%%
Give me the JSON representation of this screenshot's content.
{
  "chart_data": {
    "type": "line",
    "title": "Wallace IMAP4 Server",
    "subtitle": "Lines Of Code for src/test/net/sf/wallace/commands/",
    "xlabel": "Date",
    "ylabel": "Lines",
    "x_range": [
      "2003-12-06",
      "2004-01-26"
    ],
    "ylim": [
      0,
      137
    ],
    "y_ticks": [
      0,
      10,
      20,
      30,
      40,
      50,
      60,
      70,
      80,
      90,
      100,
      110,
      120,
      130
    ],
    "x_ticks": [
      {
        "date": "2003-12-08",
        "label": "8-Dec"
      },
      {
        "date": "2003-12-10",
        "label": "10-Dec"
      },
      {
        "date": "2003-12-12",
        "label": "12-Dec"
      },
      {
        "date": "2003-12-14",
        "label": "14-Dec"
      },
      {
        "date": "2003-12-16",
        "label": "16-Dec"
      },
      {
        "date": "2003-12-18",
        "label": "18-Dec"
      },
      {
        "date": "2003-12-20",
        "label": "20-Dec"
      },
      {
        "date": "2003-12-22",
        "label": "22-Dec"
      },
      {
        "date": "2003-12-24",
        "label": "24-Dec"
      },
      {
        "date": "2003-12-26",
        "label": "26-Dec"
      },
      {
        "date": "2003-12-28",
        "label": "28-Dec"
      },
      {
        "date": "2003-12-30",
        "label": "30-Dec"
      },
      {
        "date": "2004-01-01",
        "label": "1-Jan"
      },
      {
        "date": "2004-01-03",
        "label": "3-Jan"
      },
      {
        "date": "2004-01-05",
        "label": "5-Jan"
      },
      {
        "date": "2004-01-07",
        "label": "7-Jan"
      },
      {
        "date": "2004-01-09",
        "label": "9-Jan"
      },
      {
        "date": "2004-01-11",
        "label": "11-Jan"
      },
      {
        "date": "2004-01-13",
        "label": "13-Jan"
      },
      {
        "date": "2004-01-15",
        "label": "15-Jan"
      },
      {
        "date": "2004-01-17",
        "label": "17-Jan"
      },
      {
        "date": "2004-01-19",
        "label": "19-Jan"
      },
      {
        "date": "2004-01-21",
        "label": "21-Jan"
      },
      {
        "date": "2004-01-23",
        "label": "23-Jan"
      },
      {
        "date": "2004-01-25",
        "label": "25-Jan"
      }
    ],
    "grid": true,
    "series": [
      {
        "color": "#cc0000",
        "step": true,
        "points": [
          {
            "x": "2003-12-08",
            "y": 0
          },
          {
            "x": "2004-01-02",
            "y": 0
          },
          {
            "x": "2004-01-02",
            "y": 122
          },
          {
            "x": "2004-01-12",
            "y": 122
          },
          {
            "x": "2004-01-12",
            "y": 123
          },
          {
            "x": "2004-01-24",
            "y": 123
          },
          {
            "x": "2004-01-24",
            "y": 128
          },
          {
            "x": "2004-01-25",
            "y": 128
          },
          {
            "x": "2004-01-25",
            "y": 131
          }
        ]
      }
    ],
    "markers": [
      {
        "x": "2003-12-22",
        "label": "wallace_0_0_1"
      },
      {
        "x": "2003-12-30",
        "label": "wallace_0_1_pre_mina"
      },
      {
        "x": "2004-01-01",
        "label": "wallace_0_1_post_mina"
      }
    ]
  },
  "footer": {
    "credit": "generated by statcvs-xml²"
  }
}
%%
**REQUEST**
Give back each line above precisely as it stands.

**SOLUTION**
Give me the JSON representation of this screenshot's content.
{
  "chart_data": {
    "type": "line",
    "title": "Wallace IMAP4 Server",
    "subtitle": "Lines Of Code for src/test/net/sf/wallace/commands/",
    "xlabel": "Date",
    "ylabel": "Lines",
    "x_range": [
      "2003-12-06",
      "2004-01-26"
    ],
    "ylim": [
      0,
      137
    ],
    "y_ticks": [
      0,
      10,
      20,
      30,
      40,
      50,
      60,
      70,
      80,
      90,
      100,
      110,
      120,
      130
    ],
    "x_ticks": [
      {
        "date": "2003-12-08",
        "label": "8-Dec"
      },
      {
        "date": "2003-12-10",
        "label": "10-Dec"
      },
      {
        "date": "2003-12-12",
        "label": "12-Dec"
      },
      {
        "date": "2003-12-14",
        "label": "14-Dec"
      },
      {
        "date": "2003-12-16",
        "label": "16-Dec"
      },
      {
        "date": "2003-12-18",
        "label": "18-Dec"
      },
      {
        "date": "2003-12-20",
        "label": "20-Dec"
      },
      {
        "date": "2003-12-22",
        "label": "22-Dec"
      },
      {
        "date": "2003-12-24",
        "label": "24-Dec"
      },
      {
        "date": "2003-12-26",
        "label": "26-Dec"
      },
      {
        "date": "2003-12-28",
        "label": "28-Dec"
      },
      {
        "date": "2003-12-30",
        "label": "30-Dec"
      },
      {
        "date": "2004-01-01",
        "label": "1-Jan"
      },
      {
        "date": "2004-01-03",
        "label": "3-Jan"
      },
      {
        "date": "2004-01-05",
        "label": "5-Jan"
      },
      {
        "date": "2004-01-07",
        "label": "7-Jan"
      },
      {
        "date": "2004-01-09",
        "label": "9-Jan"
      },
      {
        "date": "2004-01-11",
        "label": "11-Jan"
      },
      {
        "date": "2004-01-13",
        "label": "13-Jan"
      },
      {
        "date": "2004-01-15",
        "label": "15-Jan"
      },
      {
        "date": "2004-01-17",
        "label": "17-Jan"
      },
      {
        "date": "2004-01-19",
        "label": "19-Jan"
      },
      {
        "date": "2004-01-21",
        "label": "21-Jan"
      },
      {
        "date": "2004-01-23",
        "label": "23-Jan"
      },
      {
        "date": "2004-01-25",
        "label": "25-Jan"
      }
    ],
    "grid": true,
    "series": [
      {
        "color": "#cc0000",
        "step": true,
        "points": [
          {
            "x": "2003-12-08",
            "y": 0
          },
          {
            "x": "2004-01-02",
            "y": 0
          },
          {
            "x": "2004-01-02",
            "y": 122
          },
          {
            "x": "2004-01-12",
            "y": 122
          },
          {
            "x": "2004-01-12",
            "y": 123
          },
          {
            "x": "2004-01-24",
            "y": 123
          },
          {
            "x": "2004-01-24",
            "y": 128
          },
          {
            "x": "2004-01-25",
            "y": 128
          },
          {
            "x": "2004-01-25",
            "y": 131
          }
        ]
      }
    ],
    "markers": [
      {
        "x": "2003-12-22",
        "label": "wallace_0_0_1"
      },
      {
        "x": "2003-12-30",
        "label": "wallace_0_1_pre_mina"
      },
      {
        "x": "2004-01-01",
        "label": "wallace_0_1_post_mina"
      }
    ]
  },
  "footer": {
    "credit": "generated by statcvs-xml²"
  }
}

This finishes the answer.